__TASK INSTRUCTIONS__. Return all lines that include the string "this".

+++ PROVIDED RECORDS

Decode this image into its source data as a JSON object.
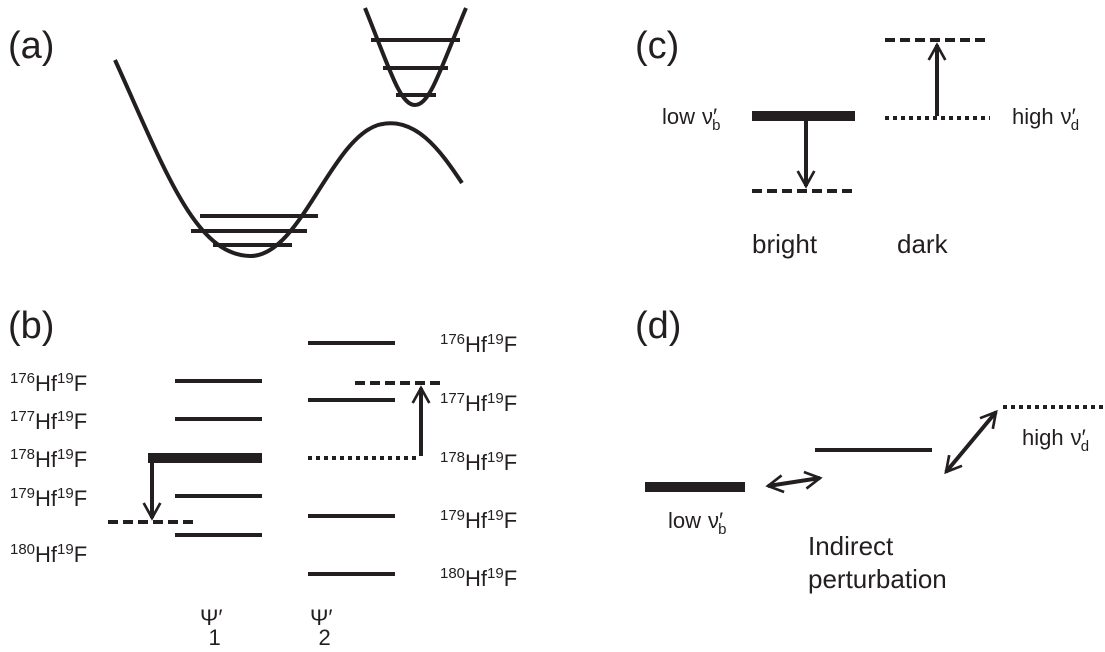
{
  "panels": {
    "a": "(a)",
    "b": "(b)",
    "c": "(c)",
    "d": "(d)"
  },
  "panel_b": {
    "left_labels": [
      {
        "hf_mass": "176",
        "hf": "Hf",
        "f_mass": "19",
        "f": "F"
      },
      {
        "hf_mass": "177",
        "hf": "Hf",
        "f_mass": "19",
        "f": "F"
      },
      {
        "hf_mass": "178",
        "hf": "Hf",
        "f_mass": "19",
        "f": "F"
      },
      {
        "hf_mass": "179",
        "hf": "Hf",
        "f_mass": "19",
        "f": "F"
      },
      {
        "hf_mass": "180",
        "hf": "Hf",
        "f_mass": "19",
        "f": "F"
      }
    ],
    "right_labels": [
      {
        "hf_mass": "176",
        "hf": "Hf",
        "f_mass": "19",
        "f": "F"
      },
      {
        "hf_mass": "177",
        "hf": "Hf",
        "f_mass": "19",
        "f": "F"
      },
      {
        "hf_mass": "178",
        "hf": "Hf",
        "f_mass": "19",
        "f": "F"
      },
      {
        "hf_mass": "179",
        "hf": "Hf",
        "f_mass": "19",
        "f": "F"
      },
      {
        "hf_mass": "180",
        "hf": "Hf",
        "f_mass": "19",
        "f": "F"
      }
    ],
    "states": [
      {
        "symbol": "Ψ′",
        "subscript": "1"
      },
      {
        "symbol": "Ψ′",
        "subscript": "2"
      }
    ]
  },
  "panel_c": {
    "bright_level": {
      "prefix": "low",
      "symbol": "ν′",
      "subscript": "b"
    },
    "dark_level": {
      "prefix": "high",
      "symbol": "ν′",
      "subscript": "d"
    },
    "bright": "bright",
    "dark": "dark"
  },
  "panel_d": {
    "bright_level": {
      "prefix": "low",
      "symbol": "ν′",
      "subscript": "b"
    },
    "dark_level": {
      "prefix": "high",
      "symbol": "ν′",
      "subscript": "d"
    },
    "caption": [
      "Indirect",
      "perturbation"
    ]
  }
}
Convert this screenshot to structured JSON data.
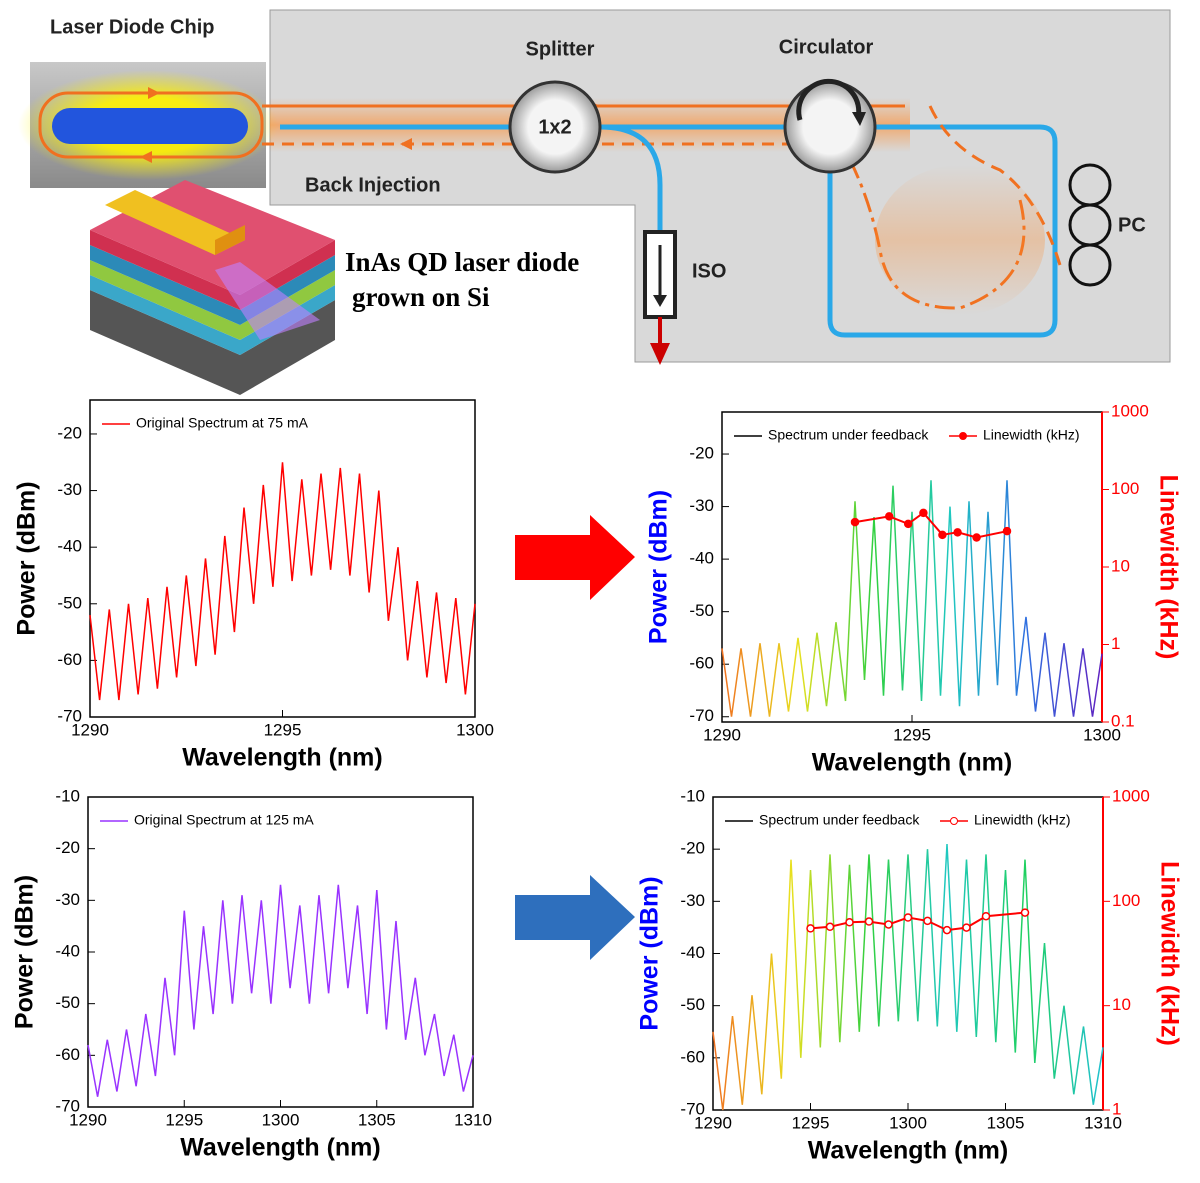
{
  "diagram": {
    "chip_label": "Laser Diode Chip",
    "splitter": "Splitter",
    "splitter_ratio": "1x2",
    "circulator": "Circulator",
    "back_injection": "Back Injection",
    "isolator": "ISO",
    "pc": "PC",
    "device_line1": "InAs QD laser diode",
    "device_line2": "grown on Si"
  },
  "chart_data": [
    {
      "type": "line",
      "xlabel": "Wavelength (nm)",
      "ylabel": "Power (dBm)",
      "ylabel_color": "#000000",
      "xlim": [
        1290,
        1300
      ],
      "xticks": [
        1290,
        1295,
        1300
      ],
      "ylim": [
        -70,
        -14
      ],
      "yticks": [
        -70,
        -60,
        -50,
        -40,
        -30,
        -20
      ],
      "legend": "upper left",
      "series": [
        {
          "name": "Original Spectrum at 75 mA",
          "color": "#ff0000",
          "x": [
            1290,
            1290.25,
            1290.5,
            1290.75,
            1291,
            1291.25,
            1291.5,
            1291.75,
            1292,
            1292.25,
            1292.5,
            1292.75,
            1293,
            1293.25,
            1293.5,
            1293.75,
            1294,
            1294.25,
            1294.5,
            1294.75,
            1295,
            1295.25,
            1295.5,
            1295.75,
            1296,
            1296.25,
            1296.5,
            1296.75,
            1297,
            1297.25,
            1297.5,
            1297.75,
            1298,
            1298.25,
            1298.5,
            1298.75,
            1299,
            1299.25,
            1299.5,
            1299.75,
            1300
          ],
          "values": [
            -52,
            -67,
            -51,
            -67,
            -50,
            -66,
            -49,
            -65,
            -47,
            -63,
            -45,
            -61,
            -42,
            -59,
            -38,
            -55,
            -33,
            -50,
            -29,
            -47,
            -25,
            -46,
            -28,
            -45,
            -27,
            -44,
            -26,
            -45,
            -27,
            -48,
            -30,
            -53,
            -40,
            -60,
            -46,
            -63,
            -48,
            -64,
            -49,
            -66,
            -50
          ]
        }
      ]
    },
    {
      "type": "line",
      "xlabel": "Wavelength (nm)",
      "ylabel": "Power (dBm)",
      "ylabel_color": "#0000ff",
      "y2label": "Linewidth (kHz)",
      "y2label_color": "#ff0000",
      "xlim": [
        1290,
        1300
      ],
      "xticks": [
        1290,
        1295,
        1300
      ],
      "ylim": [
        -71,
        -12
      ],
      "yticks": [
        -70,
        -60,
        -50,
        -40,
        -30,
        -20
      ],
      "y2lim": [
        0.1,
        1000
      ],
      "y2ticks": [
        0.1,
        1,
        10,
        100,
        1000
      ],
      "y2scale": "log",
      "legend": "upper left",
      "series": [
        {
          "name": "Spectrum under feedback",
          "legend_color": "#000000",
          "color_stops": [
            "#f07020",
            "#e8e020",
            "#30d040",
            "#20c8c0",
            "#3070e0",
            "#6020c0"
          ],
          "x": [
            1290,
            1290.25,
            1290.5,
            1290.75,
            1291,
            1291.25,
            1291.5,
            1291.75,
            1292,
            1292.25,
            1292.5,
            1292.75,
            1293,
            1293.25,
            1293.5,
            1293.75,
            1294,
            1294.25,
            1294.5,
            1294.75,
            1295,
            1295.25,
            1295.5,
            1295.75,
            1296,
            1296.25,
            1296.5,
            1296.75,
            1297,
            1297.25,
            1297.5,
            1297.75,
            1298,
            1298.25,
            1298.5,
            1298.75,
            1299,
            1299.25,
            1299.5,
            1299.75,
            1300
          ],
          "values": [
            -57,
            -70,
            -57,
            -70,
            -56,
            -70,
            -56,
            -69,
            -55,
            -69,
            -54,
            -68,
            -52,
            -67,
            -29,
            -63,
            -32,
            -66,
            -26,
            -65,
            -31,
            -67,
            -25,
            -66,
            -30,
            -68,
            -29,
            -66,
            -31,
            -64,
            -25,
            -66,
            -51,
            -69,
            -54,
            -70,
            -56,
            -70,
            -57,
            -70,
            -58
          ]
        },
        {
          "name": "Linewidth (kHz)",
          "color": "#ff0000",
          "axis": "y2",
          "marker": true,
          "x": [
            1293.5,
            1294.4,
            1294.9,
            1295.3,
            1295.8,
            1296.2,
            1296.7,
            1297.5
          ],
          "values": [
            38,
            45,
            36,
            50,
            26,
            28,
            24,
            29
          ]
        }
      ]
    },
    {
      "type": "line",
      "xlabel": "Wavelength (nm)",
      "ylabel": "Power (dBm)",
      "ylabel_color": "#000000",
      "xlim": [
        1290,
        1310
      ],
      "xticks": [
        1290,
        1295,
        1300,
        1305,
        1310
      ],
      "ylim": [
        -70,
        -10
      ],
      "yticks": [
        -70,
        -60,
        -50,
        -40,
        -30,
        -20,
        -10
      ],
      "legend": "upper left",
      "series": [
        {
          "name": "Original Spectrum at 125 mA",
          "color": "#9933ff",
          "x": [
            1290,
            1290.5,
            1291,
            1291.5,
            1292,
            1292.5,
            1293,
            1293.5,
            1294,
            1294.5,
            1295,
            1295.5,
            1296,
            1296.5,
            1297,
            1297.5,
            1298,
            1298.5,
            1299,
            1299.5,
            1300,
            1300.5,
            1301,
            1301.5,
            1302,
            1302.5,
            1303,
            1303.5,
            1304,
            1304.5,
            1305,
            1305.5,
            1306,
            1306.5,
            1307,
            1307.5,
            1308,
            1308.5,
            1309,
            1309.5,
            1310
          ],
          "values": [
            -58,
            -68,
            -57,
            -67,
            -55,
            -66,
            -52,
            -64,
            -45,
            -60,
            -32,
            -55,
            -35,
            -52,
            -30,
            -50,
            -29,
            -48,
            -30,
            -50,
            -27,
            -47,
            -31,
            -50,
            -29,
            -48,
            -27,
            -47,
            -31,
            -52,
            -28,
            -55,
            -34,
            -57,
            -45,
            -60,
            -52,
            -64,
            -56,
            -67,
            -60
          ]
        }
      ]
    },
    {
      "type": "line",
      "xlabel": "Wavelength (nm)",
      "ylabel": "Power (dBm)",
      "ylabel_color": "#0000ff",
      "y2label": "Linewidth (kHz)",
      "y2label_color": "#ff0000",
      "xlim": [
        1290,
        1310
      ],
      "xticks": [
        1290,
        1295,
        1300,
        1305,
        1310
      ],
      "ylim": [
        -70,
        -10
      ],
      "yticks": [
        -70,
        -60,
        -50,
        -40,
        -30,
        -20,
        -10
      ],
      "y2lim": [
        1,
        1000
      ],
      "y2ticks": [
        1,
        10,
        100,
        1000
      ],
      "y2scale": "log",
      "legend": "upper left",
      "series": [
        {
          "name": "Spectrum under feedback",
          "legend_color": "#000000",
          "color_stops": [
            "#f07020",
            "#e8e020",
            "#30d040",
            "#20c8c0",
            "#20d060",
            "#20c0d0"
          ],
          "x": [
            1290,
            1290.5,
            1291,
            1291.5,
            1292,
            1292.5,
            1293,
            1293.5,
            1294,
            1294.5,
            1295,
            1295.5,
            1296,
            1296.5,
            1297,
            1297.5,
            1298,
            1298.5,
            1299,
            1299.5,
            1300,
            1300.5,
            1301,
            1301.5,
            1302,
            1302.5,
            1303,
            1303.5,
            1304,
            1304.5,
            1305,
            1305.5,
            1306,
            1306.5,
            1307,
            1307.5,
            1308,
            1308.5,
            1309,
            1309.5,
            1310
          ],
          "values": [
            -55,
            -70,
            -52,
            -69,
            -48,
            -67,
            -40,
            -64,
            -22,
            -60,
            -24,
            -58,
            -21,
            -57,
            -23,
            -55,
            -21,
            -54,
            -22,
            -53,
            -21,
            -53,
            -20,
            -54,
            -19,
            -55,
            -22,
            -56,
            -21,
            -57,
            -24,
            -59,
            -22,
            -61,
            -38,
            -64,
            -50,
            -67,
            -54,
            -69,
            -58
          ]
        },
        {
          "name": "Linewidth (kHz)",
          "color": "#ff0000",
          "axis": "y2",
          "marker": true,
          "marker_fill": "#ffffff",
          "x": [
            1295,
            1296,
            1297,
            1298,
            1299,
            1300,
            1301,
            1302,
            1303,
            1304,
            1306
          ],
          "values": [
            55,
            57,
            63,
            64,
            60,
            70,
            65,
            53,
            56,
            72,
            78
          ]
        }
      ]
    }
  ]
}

++++++

__ANSWER TO THE PROBLEM__.
Decode this image into its source data as a JSON object.
Convert this screenshot to structured JSON data.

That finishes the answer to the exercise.